DATA EXTRACT:
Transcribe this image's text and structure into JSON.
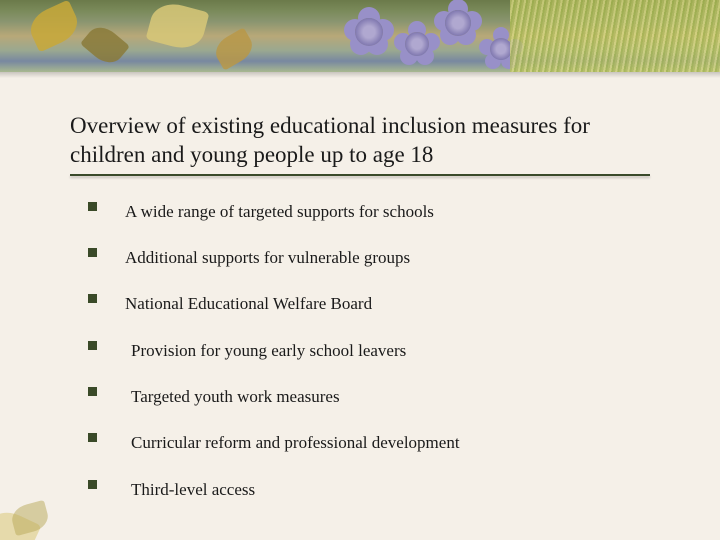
{
  "title": "Overview of existing educational inclusion measures for children and young people up to age 18",
  "title_fontsize": 23,
  "title_color": "#1a1a1a",
  "underline_color": "#3a4a2a",
  "background_color": "#f5f0e8",
  "bullet_color": "#3a4a28",
  "bullet_size": 9,
  "item_fontsize": 17,
  "item_color": "#1a1a1a",
  "banner_height": 72,
  "items": [
    {
      "label": "A wide range of targeted supports for schools",
      "indent": "a"
    },
    {
      "label": "Additional supports for vulnerable groups",
      "indent": "a"
    },
    {
      "label": "National Educational Welfare Board",
      "indent": "a"
    },
    {
      "label": "Provision for young early school leavers",
      "indent": "b"
    },
    {
      "label": "Targeted youth work measures",
      "indent": "b"
    },
    {
      "label": "Curricular reform and professional development",
      "indent": "b"
    },
    {
      "label": "Third-level access",
      "indent": "b"
    }
  ]
}
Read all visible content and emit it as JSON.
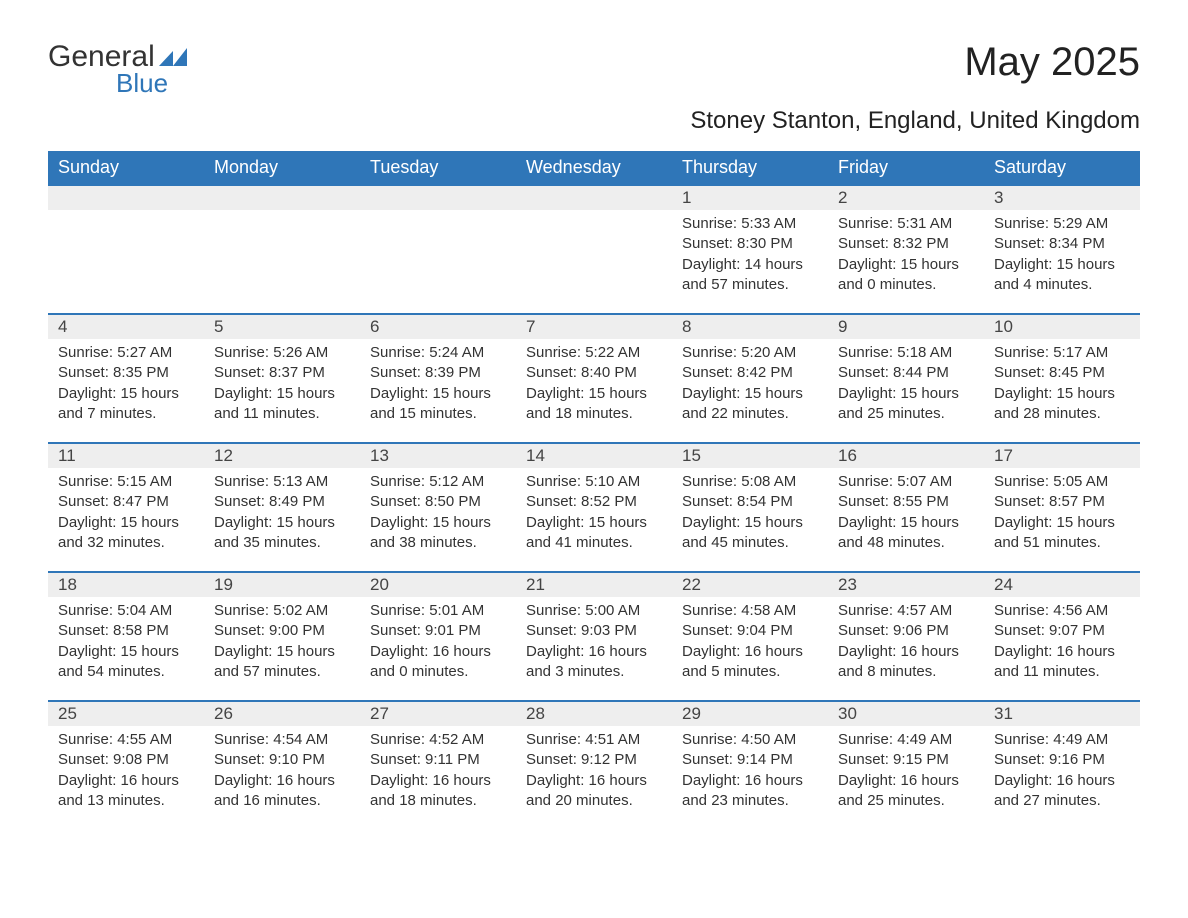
{
  "brand": {
    "part1": "General",
    "part2": "Blue",
    "shape_color": "#2f76b8"
  },
  "title": "May 2025",
  "location": "Stoney Stanton, England, United Kingdom",
  "colors": {
    "header_bg": "#2f76b8",
    "header_text": "#ffffff",
    "daynum_bg": "#eeeeee",
    "border_top": "#2f76b8",
    "body_text": "#333333"
  },
  "weekdays": [
    "Sunday",
    "Monday",
    "Tuesday",
    "Wednesday",
    "Thursday",
    "Friday",
    "Saturday"
  ],
  "weeks": [
    [
      null,
      null,
      null,
      null,
      {
        "n": "1",
        "sunrise": "5:33 AM",
        "sunset": "8:30 PM",
        "day_h": "14",
        "day_m": "57"
      },
      {
        "n": "2",
        "sunrise": "5:31 AM",
        "sunset": "8:32 PM",
        "day_h": "15",
        "day_m": "0"
      },
      {
        "n": "3",
        "sunrise": "5:29 AM",
        "sunset": "8:34 PM",
        "day_h": "15",
        "day_m": "4"
      }
    ],
    [
      {
        "n": "4",
        "sunrise": "5:27 AM",
        "sunset": "8:35 PM",
        "day_h": "15",
        "day_m": "7"
      },
      {
        "n": "5",
        "sunrise": "5:26 AM",
        "sunset": "8:37 PM",
        "day_h": "15",
        "day_m": "11"
      },
      {
        "n": "6",
        "sunrise": "5:24 AM",
        "sunset": "8:39 PM",
        "day_h": "15",
        "day_m": "15"
      },
      {
        "n": "7",
        "sunrise": "5:22 AM",
        "sunset": "8:40 PM",
        "day_h": "15",
        "day_m": "18"
      },
      {
        "n": "8",
        "sunrise": "5:20 AM",
        "sunset": "8:42 PM",
        "day_h": "15",
        "day_m": "22"
      },
      {
        "n": "9",
        "sunrise": "5:18 AM",
        "sunset": "8:44 PM",
        "day_h": "15",
        "day_m": "25"
      },
      {
        "n": "10",
        "sunrise": "5:17 AM",
        "sunset": "8:45 PM",
        "day_h": "15",
        "day_m": "28"
      }
    ],
    [
      {
        "n": "11",
        "sunrise": "5:15 AM",
        "sunset": "8:47 PM",
        "day_h": "15",
        "day_m": "32"
      },
      {
        "n": "12",
        "sunrise": "5:13 AM",
        "sunset": "8:49 PM",
        "day_h": "15",
        "day_m": "35"
      },
      {
        "n": "13",
        "sunrise": "5:12 AM",
        "sunset": "8:50 PM",
        "day_h": "15",
        "day_m": "38"
      },
      {
        "n": "14",
        "sunrise": "5:10 AM",
        "sunset": "8:52 PM",
        "day_h": "15",
        "day_m": "41"
      },
      {
        "n": "15",
        "sunrise": "5:08 AM",
        "sunset": "8:54 PM",
        "day_h": "15",
        "day_m": "45"
      },
      {
        "n": "16",
        "sunrise": "5:07 AM",
        "sunset": "8:55 PM",
        "day_h": "15",
        "day_m": "48"
      },
      {
        "n": "17",
        "sunrise": "5:05 AM",
        "sunset": "8:57 PM",
        "day_h": "15",
        "day_m": "51"
      }
    ],
    [
      {
        "n": "18",
        "sunrise": "5:04 AM",
        "sunset": "8:58 PM",
        "day_h": "15",
        "day_m": "54"
      },
      {
        "n": "19",
        "sunrise": "5:02 AM",
        "sunset": "9:00 PM",
        "day_h": "15",
        "day_m": "57"
      },
      {
        "n": "20",
        "sunrise": "5:01 AM",
        "sunset": "9:01 PM",
        "day_h": "16",
        "day_m": "0"
      },
      {
        "n": "21",
        "sunrise": "5:00 AM",
        "sunset": "9:03 PM",
        "day_h": "16",
        "day_m": "3"
      },
      {
        "n": "22",
        "sunrise": "4:58 AM",
        "sunset": "9:04 PM",
        "day_h": "16",
        "day_m": "5"
      },
      {
        "n": "23",
        "sunrise": "4:57 AM",
        "sunset": "9:06 PM",
        "day_h": "16",
        "day_m": "8"
      },
      {
        "n": "24",
        "sunrise": "4:56 AM",
        "sunset": "9:07 PM",
        "day_h": "16",
        "day_m": "11"
      }
    ],
    [
      {
        "n": "25",
        "sunrise": "4:55 AM",
        "sunset": "9:08 PM",
        "day_h": "16",
        "day_m": "13"
      },
      {
        "n": "26",
        "sunrise": "4:54 AM",
        "sunset": "9:10 PM",
        "day_h": "16",
        "day_m": "16"
      },
      {
        "n": "27",
        "sunrise": "4:52 AM",
        "sunset": "9:11 PM",
        "day_h": "16",
        "day_m": "18"
      },
      {
        "n": "28",
        "sunrise": "4:51 AM",
        "sunset": "9:12 PM",
        "day_h": "16",
        "day_m": "20"
      },
      {
        "n": "29",
        "sunrise": "4:50 AM",
        "sunset": "9:14 PM",
        "day_h": "16",
        "day_m": "23"
      },
      {
        "n": "30",
        "sunrise": "4:49 AM",
        "sunset": "9:15 PM",
        "day_h": "16",
        "day_m": "25"
      },
      {
        "n": "31",
        "sunrise": "4:49 AM",
        "sunset": "9:16 PM",
        "day_h": "16",
        "day_m": "27"
      }
    ]
  ],
  "labels": {
    "sunrise": "Sunrise:",
    "sunset": "Sunset:",
    "daylight": "Daylight:",
    "hours": "hours",
    "and": "and",
    "minutes": "minutes."
  }
}
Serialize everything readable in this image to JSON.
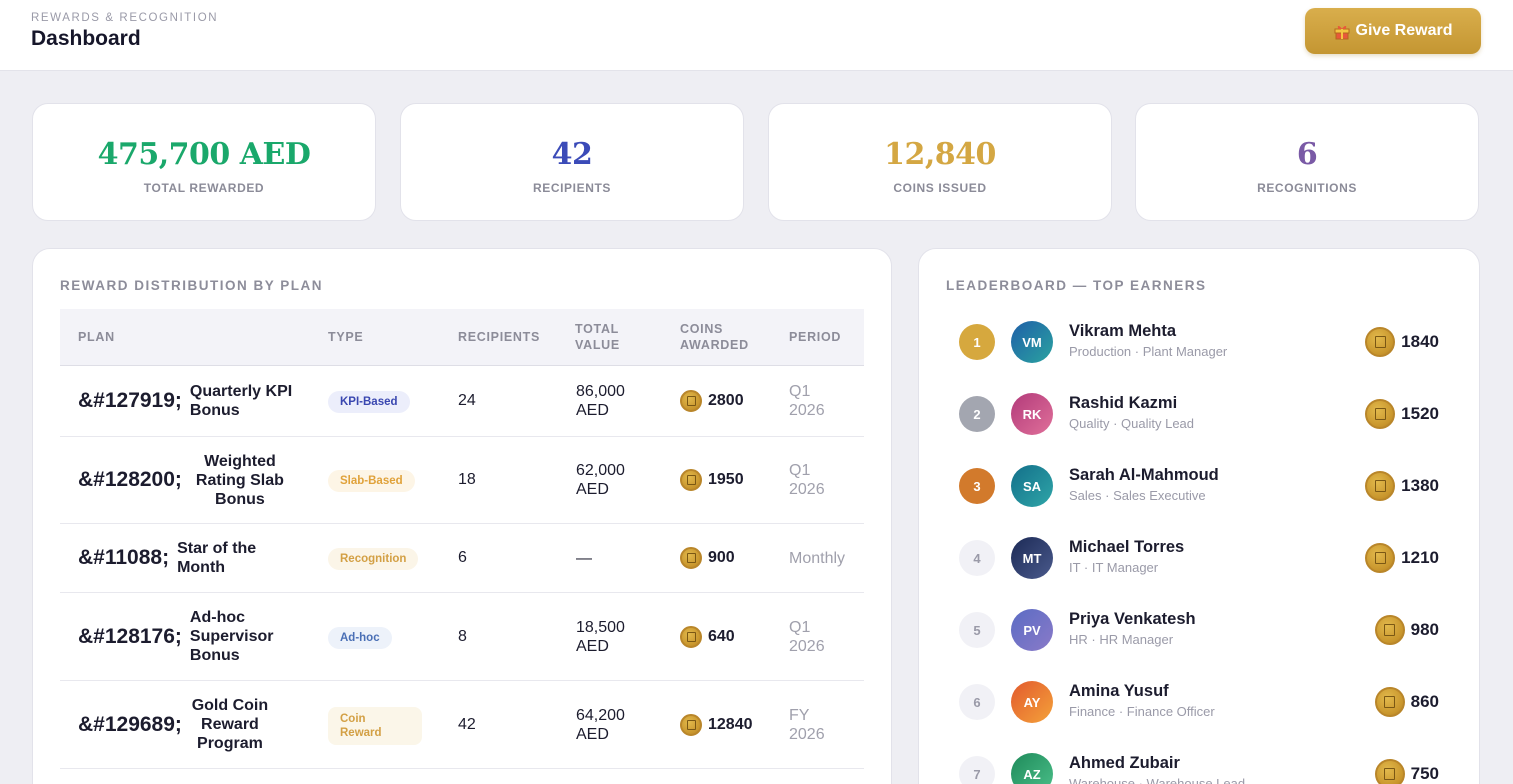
{
  "header": {
    "eyebrow": "REWARDS & RECOGNITION",
    "title": "Dashboard",
    "give_reward_label": "Give Reward"
  },
  "stats": [
    {
      "value": "475,700 AED",
      "label": "TOTAL REWARDED",
      "color": "#1aa86b"
    },
    {
      "value": "42",
      "label": "RECIPIENTS",
      "color": "#3b4bb8"
    },
    {
      "value": "12,840",
      "label": "COINS ISSUED",
      "color": "#d4a743"
    },
    {
      "value": "6",
      "label": "RECOGNITIONS",
      "color": "#7a5aa6"
    }
  ],
  "distribution": {
    "title": "REWARD DISTRIBUTION BY PLAN",
    "columns": {
      "plan": "PLAN",
      "type": "TYPE",
      "recipients": "RECIPIENTS",
      "total_value": "TOTAL VALUE",
      "coins_awarded": "COINS AWARDED",
      "period": "PERIOD"
    },
    "rows": [
      {
        "code": "&#127919;",
        "plan": "Quarterly KPI Bonus",
        "type": "KPI-Based",
        "recipients": "24",
        "value": "86,000 AED",
        "coins": "2800",
        "period": "Q1 2026"
      },
      {
        "code": "&#128200;",
        "plan": "Weighted Rating Slab Bonus",
        "type": "Slab-Based",
        "recipients": "18",
        "value": "62,000 AED",
        "coins": "1950",
        "period": "Q1 2026"
      },
      {
        "code": "&#11088;",
        "plan": "Star of the Month",
        "type": "Recognition",
        "recipients": "6",
        "value": "—",
        "coins": "900",
        "period": "Monthly"
      },
      {
        "code": "&#128176;",
        "plan": "Ad-hoc Supervisor Bonus",
        "type": "Ad-hoc",
        "recipients": "8",
        "value": "18,500 AED",
        "coins": "640",
        "period": "Q1 2026"
      },
      {
        "code": "&#129689;",
        "plan": "Gold Coin Reward Program",
        "type": "Coin Reward",
        "recipients": "42",
        "value": "64,200 AED",
        "coins": "12840",
        "period": "FY 2026"
      }
    ],
    "type_colors": {
      "KPI-Based": {
        "fg": "#3a47b0",
        "bg": "#eceefb"
      },
      "Slab-Based": {
        "fg": "#e0a23a",
        "bg": "#fdf5e6"
      },
      "Recognition": {
        "fg": "#d3a045",
        "bg": "#fbf5e8"
      },
      "Ad-hoc": {
        "fg": "#4a6fb5",
        "bg": "#edf2fa"
      },
      "Coin Reward": {
        "fg": "#d3a045",
        "bg": "#fbf6e9"
      }
    }
  },
  "leaderboard": {
    "title": "LEADERBOARD — TOP EARNERS",
    "entries": [
      {
        "rank": "1",
        "initials": "VM",
        "name": "Vikram Mehta",
        "subtitle": "Production · Plant Manager",
        "coins": "1840",
        "rank_bg": "#d6a83e",
        "rank_fg": "#ffffff",
        "avatar_from": "#1f5fa8",
        "avatar_to": "#2aa3a0"
      },
      {
        "rank": "2",
        "initials": "RK",
        "name": "Rashid Kazmi",
        "subtitle": "Quality · Quality Lead",
        "coins": "1520",
        "rank_bg": "#a3a6b0",
        "rank_fg": "#ffffff",
        "avatar_from": "#b23a7a",
        "avatar_to": "#e0709a"
      },
      {
        "rank": "3",
        "initials": "SA",
        "name": "Sarah Al-Mahmoud",
        "subtitle": "Sales · Sales Executive",
        "coins": "1380",
        "rank_bg": "#d27a2c",
        "rank_fg": "#ffffff",
        "avatar_from": "#136f8a",
        "avatar_to": "#2fa6a8"
      },
      {
        "rank": "4",
        "initials": "MT",
        "name": "Michael Torres",
        "subtitle": "IT · IT Manager",
        "coins": "1210",
        "rank_bg": "#f1f1f6",
        "rank_fg": "#9a9aa8",
        "avatar_from": "#1c2a56",
        "avatar_to": "#4a5a8c"
      },
      {
        "rank": "5",
        "initials": "PV",
        "name": "Priya Venkatesh",
        "subtitle": "HR · HR Manager",
        "coins": "980",
        "rank_bg": "#f1f1f6",
        "rank_fg": "#9a9aa8",
        "avatar_from": "#5b6cc4",
        "avatar_to": "#8a7ac8"
      },
      {
        "rank": "6",
        "initials": "AY",
        "name": "Amina Yusuf",
        "subtitle": "Finance · Finance Officer",
        "coins": "860",
        "rank_bg": "#f1f1f6",
        "rank_fg": "#9a9aa8",
        "avatar_from": "#e25a2e",
        "avatar_to": "#f4a23a"
      },
      {
        "rank": "7",
        "initials": "AZ",
        "name": "Ahmed Zubair",
        "subtitle": "Warehouse · Warehouse Lead",
        "coins": "750",
        "rank_bg": "#f1f1f6",
        "rank_fg": "#9a9aa8",
        "avatar_from": "#1e8a5a",
        "avatar_to": "#4cc08a"
      }
    ]
  }
}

WHAT TO PRODUCE:
What is the number of lines in the data that hold the word "initials"? Reply with that number and nothing else.

REPLY:
7